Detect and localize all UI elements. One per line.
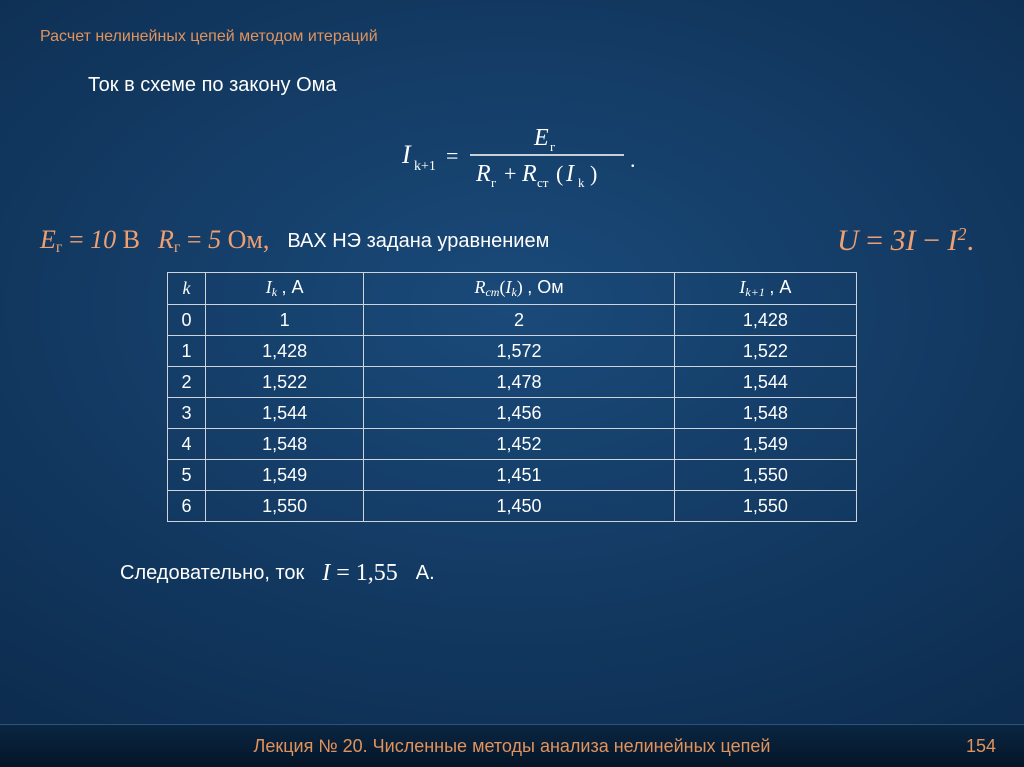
subtitle: Ток в схеме по закону Ома <box>88 74 984 97</box>
main-formula: I k+1 = E г R г + R ст ( I k ) . <box>40 115 984 200</box>
table-header-0: k <box>168 273 206 305</box>
table-cell: 1,544 <box>674 367 856 398</box>
formula-arg-var: I <box>565 161 575 187</box>
param-E-unit: В <box>123 225 140 254</box>
period: . <box>630 147 636 172</box>
table-cell: 1,548 <box>205 429 363 460</box>
table-cell: 2 <box>364 305 674 336</box>
table-header-1: Ik , А <box>205 273 363 305</box>
footer-text: Лекция № 20. Численные методы анализа не… <box>0 736 1024 757</box>
table-cell: 1,550 <box>205 491 363 522</box>
table-cell: 6 <box>168 491 206 522</box>
table-header-3: Ik+1 , А <box>674 273 856 305</box>
topic-heading: Расчет нелинейных цепей методом итераций <box>40 28 984 46</box>
param-R-value: 5 <box>208 225 221 254</box>
table-cell: 1,451 <box>364 460 674 491</box>
conclusion-unit: А. <box>416 562 435 585</box>
table-cell: 1 <box>205 305 363 336</box>
param-E-var: E <box>40 225 56 254</box>
param-R-sub: г <box>174 239 181 256</box>
formula-num-var: E <box>533 125 549 151</box>
table-row: 11,4281,5721,522 <box>168 336 857 367</box>
formula-arg-sub: k <box>578 175 585 190</box>
u-rhs-a: 3I <box>891 224 916 257</box>
table-cell: 1,522 <box>674 336 856 367</box>
plus-sign: + <box>504 161 516 186</box>
param-R: Rг = 5 Ом, <box>158 225 269 257</box>
param-E-sub: г <box>56 239 63 256</box>
conclusion: Следовательно, ток I = 1,55 А. <box>120 560 984 587</box>
table-row: 51,5491,4511,550 <box>168 460 857 491</box>
table-row: 61,5501,4501,550 <box>168 491 857 522</box>
formula-denL-sub: г <box>491 175 496 190</box>
formula-denR-var: R <box>521 161 537 187</box>
table-cell: 1,572 <box>364 336 674 367</box>
table-cell: 1,550 <box>674 491 856 522</box>
param-E: Eг = 10 В <box>40 225 140 257</box>
table-cell: 2 <box>168 367 206 398</box>
formula-num-sub: г <box>550 139 555 154</box>
table-row: 41,5481,4521,549 <box>168 429 857 460</box>
table-row: 31,5441,4561,548 <box>168 398 857 429</box>
vah-text: ВАХ НЭ задана уравнением <box>287 230 549 253</box>
table-cell: 1,478 <box>364 367 674 398</box>
table-cell: 3 <box>168 398 206 429</box>
conclusion-prefix: Следовательно, ток <box>120 562 304 585</box>
table-cell: 4 <box>168 429 206 460</box>
table-cell: 1,450 <box>364 491 674 522</box>
table-cell: 1,452 <box>364 429 674 460</box>
conclusion-value: 1,55 <box>356 560 398 586</box>
equals-sign: = <box>446 143 458 168</box>
conclusion-eq: I = 1,55 <box>322 560 398 587</box>
params-row: Eг = 10 В Rг = 5 Ом, ВАХ НЭ задана уравн… <box>40 224 984 258</box>
conclusion-var: I <box>322 560 330 586</box>
u-lhs: U <box>837 224 859 257</box>
close-paren: ) <box>590 161 597 186</box>
table-cell: 1,550 <box>674 460 856 491</box>
u-equation: U = 3I − I2. <box>837 224 984 258</box>
table-cell: 1,548 <box>674 398 856 429</box>
table-cell: 0 <box>168 305 206 336</box>
slide: Расчет нелинейных цепей методом итераций… <box>0 0 1024 767</box>
table-row: 0121,428 <box>168 305 857 336</box>
table-header-2: Rст(Ik) , Ом <box>364 273 674 305</box>
table-cell: 1,549 <box>205 460 363 491</box>
table-cell: 1 <box>168 336 206 367</box>
formula-denR-sub: ст <box>537 175 549 190</box>
formula-lhs-var: I <box>401 140 412 169</box>
iteration-table: kIk , АRст(Ik) , ОмIk+1 , А 0121,42811,4… <box>167 272 857 522</box>
u-rhs-exp: 2 <box>958 224 967 244</box>
formula-lhs-sub: k+1 <box>414 159 436 174</box>
table-cell: 1,456 <box>364 398 674 429</box>
table-cell: 1,428 <box>205 336 363 367</box>
param-R-var: R <box>158 225 174 254</box>
table-cell: 5 <box>168 460 206 491</box>
table-cell: 1,549 <box>674 429 856 460</box>
footer-bar: Лекция № 20. Численные методы анализа не… <box>0 724 1024 767</box>
table-cell: 1,544 <box>205 398 363 429</box>
table-row: 21,5221,4781,544 <box>168 367 857 398</box>
u-rhs-b: I <box>948 224 958 257</box>
param-E-value: 10 <box>90 225 116 254</box>
table-cell: 1,428 <box>674 305 856 336</box>
table-cell: 1,522 <box>205 367 363 398</box>
page-number: 154 <box>966 736 996 757</box>
param-R-unit: Ом, <box>228 225 270 254</box>
formula-denL-var: R <box>475 161 491 187</box>
open-paren: ( <box>556 161 563 186</box>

----

What you should do: Format the lines above as a JSON list of strings with one string per line, skipping any blank lines and leaving the pictures out.

Result of this exercise:
[
  "Detect and localize all UI elements. One per line.",
  "subtitle: Ток в схеме по закону Ома <box>88 74 984 97</box>",
  "main-formula: I k+1 = E г R г + R ст ( I k ) . <box>40 115 984 200</box>",
  "table-header-0: k <box>168 273 206 305</box>",
  "table-cell: 1,544 <box>674 367 856 398</box>",
  "formula-arg-var: I <box>565 161 575 187</box>",
  "param-E-unit: В <box>123 225 140 254</box>",
  "period: . <box>630 147 636 172</box>",
  "table-cell: 1,548 <box>205 429 363 460</box>",
  "table-cell: 2 <box>364 305 674 336</box>",
  "table-header-1: Ik , А <box>205 273 363 305</box>",
  "footer-text: Лекция № 20. Численные методы анализа не… <box>0 736 1024 757</box>",
  "table-cell: 1,550 <box>205 491 363 522</box>",
  "table-cell: 6 <box>168 491 206 522</box>",
  "table-header-3: Ik+1 , А <box>674 273 856 305</box>",
  "topic-heading: Расчет нелинейных цепей методом итераций <box>40 28 984 46</box>",
  "param-R-value: 5 <box>208 225 221 254</box>",
  "table-cell: 1,451 <box>364 460 674 491</box>",
  "conclusion-unit: А. <box>416 562 435 585</box>",
  "table-cell: 1 <box>205 305 363 336</box>",
  "param-E-var: E <box>40 225 56 254</box>",
  "param-R-sub: г <box>174 239 181 256</box>",
  "formula-num-var: E <box>533 125 549 151</box>",
  "table-row: 11,4281,5721,522 <box>168 336 857 367</box>",
  "formula-arg-sub: k <box>578 175 585 190</box>",
  "u-rhs-a: 3I <box>891 224 916 257</box>",
  "table-cell: 1,522 <box>674 336 856 367</box>",
  "plus-sign: + <box>504 161 516 186</box>",
  "param-R: Rг = 5 Ом, <box>158 225 269 257</box>",
  "param-E-sub: г <box>56 239 63 256</box>",
  "conclusion: Следовательно, ток I = 1,55 А. <box>120 560 984 587</box>",
  "table-row: 51,5491,4511,550 <box>168 460 857 491</box>",
  "table-row: 61,5501,4501,550 <box>168 491 857 522</box>",
  "formula-denL-sub: г <box>491 175 496 190</box>",
  "formula-denR-var: R <box>521 161 537 187</box>",
  "table-cell: 1,572 <box>364 336 674 367</box>",
  "table-cell: 1,550 <box>674 491 856 522</box>",
  "param-E: Eг = 10 В <box>40 225 140 257</box>",
  "table-cell: 2 <box>168 367 206 398</box>",
  "formula-num-sub: г <box>550 139 555 154</box>",
  "table-row: 41,5481,4521,549 <box>168 429 857 460</box>",
  "table-row: 31,5441,4561,548 <box>168 398 857 429</box>",
  "vah-text: ВАХ НЭ задана уравнением <box>287 230 549 253</box>",
  "table-cell: 1,478 <box>364 367 674 398</box>",
  "table-cell: 3 <box>168 398 206 429</box>",
  "conclusion-prefix: Следовательно, ток <box>120 562 304 585</box>",
  "table-cell: 4 <box>168 429 206 460</box>",
  "table-cell: 1,450 <box>364 491 674 522</box>",
  "table-cell: 1,452 <box>364 429 674 460</box>",
  "conclusion-value: 1,55 <box>356 560 398 586</box>",
  "equals-sign: = <box>446 143 458 168</box>",
  "conclusion-eq: I = 1,55 <box>322 560 398 587</box>",
  "params-row: Eг = 10 В Rг = 5 Ом, ВАХ НЭ задана уравн… <box>40 224 984 258</box>",
  "conclusion-var: I <box>322 560 330 586</box>",
  "u-lhs: U <box>837 224 859 257</box>",
  "close-paren: ) <box>590 161 597 186</box>",
  "table-cell: 1,550 <box>674 460 856 491</box>",
  "u-equation: U = 3I − I2. <box>837 224 984 258</box>",
  "table-cell: 1,548 <box>674 398 856 429</box>",
  "table-cell: 0 <box>168 305 206 336</box>",
  "slide: Расчет нелинейных цепей методом итераций… <box>0 0 1024 767</box>",
  "table-row: 0121,428 <box>168 305 857 336</box>",
  "table-header-2: Rст(Ik) , Ом <box>364 273 674 305</box>",
  "table-cell: 1,549 <box>205 460 363 491</box>",
  "table-cell: 1 <box>168 336 206 367</box>",
  "formula-denR-sub: ст <box>537 175 549 190</box>",
  "formula-lhs-var: I <box>401 140 412 169</box>",
  "iteration-table: kIk , АRст(Ik) , ОмIk+1 , А 0121,42811,4… <box>167 272 857 522</box>",
  "u-rhs-exp: 2 <box>958 224 967 244</box>",
  "formula-lhs-sub: k+1 <box>414 159 436 174</box>",
  "table-cell: 1,456 <box>364 398 674 429</box>",
  "table-cell: 1,428 <box>205 336 363 367</box>",
  "param-R-var: R <box>158 225 174 254</box>",
  "table-cell: 5 <box>168 460 206 491</box>",
  "table-cell: 1,549 <box>674 429 856 460</box>",
  "footer-bar: Лекция № 20. Численные методы анализа не… <box>0 724 1024 767</box>",
  "table-cell: 1,544 <box>205 398 363 429</box>",
  "table-row: 21,5221,4781,544 <box>168 367 857 398</box>",
  "u-rhs-b: I <box>948 224 958 257</box>",
  "param-E-value: 10 <box>90 225 116 254</box>",
  "table-cell: 1,428 <box>674 305 856 336</box>",
  "table-cell: 1,522 <box>205 367 363 398</box>",
  "page-number: 154 <box>966 736 996 757</box>",
  "param-R-unit: Ом, <box>228 225 270 254</box>",
  "formula-denL-var: R <box>475 161 491 187</box>",
  "open-paren: ( <box>556 161 563 186</box>"
]